▶ TASK INSTRUCTIONS:
Scan the data below for the string "coefficient". Show every line where it turns up.

START EXTRACTED INFORMATION

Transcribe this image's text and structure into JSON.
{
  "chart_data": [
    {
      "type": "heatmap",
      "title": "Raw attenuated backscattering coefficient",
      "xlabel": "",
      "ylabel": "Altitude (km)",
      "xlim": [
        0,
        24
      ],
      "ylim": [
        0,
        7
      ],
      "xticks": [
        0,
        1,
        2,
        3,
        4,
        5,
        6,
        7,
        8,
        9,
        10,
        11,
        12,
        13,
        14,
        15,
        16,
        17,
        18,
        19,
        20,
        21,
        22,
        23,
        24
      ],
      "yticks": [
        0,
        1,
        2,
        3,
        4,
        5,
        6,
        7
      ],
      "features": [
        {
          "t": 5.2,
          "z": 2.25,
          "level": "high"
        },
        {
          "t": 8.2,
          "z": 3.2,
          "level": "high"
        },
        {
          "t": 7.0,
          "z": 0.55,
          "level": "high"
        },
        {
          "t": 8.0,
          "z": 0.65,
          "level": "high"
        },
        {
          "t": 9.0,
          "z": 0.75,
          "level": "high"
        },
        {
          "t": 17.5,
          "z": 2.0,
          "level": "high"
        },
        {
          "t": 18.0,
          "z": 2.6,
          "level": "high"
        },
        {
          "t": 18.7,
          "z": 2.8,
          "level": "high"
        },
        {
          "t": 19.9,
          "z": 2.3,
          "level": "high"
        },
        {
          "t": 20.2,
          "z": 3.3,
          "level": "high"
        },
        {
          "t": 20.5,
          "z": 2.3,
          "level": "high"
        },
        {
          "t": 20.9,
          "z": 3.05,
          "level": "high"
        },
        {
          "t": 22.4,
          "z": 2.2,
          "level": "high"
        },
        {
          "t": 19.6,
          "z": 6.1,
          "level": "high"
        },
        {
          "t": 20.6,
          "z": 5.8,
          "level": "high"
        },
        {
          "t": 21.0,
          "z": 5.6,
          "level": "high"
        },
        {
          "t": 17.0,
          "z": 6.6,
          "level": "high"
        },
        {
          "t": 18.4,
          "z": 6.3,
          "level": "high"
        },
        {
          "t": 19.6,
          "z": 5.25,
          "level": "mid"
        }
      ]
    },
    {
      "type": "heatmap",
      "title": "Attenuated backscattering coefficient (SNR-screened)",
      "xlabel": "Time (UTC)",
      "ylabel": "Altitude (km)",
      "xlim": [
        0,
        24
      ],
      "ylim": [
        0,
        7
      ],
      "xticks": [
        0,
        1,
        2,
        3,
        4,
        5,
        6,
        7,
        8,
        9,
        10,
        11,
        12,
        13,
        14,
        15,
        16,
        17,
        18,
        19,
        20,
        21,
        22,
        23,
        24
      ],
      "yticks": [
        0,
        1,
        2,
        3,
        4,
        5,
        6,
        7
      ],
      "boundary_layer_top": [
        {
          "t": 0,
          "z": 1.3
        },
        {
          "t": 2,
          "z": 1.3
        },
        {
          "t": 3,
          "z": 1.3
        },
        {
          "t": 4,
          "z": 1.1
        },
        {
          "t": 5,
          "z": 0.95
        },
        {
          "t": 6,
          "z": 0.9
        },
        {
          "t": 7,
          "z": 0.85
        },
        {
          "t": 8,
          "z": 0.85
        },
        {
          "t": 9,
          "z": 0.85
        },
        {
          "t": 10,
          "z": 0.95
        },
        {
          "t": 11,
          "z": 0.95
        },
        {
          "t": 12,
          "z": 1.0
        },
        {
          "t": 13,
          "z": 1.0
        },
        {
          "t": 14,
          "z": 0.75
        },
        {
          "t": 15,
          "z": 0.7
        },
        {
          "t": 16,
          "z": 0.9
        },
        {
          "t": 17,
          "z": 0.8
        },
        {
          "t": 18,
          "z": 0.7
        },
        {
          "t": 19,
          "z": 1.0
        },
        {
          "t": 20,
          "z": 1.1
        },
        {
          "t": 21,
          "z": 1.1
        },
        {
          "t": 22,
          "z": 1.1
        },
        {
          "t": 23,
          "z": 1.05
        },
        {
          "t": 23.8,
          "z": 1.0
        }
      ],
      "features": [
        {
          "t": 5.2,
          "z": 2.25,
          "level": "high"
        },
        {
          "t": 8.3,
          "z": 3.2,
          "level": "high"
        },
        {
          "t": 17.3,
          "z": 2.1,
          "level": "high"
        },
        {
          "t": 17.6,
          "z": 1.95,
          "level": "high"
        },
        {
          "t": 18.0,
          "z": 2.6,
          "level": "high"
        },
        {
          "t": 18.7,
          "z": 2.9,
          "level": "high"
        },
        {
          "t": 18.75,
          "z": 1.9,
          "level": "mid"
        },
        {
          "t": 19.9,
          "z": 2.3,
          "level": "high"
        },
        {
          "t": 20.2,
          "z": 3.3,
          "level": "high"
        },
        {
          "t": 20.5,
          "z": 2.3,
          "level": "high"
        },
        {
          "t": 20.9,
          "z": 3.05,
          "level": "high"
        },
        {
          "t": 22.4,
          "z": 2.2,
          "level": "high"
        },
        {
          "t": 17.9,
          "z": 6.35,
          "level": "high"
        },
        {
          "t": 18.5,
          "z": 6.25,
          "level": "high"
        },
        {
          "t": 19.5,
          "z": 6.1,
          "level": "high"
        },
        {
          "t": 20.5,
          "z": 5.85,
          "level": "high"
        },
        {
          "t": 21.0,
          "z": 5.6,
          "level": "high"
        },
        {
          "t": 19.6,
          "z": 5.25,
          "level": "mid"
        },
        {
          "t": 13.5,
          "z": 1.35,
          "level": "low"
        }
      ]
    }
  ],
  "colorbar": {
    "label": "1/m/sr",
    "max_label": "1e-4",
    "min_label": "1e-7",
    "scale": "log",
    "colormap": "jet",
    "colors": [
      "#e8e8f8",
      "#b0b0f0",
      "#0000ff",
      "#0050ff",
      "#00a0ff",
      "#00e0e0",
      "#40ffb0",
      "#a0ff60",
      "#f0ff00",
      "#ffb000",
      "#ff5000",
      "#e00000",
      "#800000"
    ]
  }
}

END EXTRACTED INFORMATION

▶ OUTPUT FOR THIS TASK:
      "title": "Raw attenuated backscattering coefficient",
      "title": "Attenuated backscattering coefficient (SNR-screened)",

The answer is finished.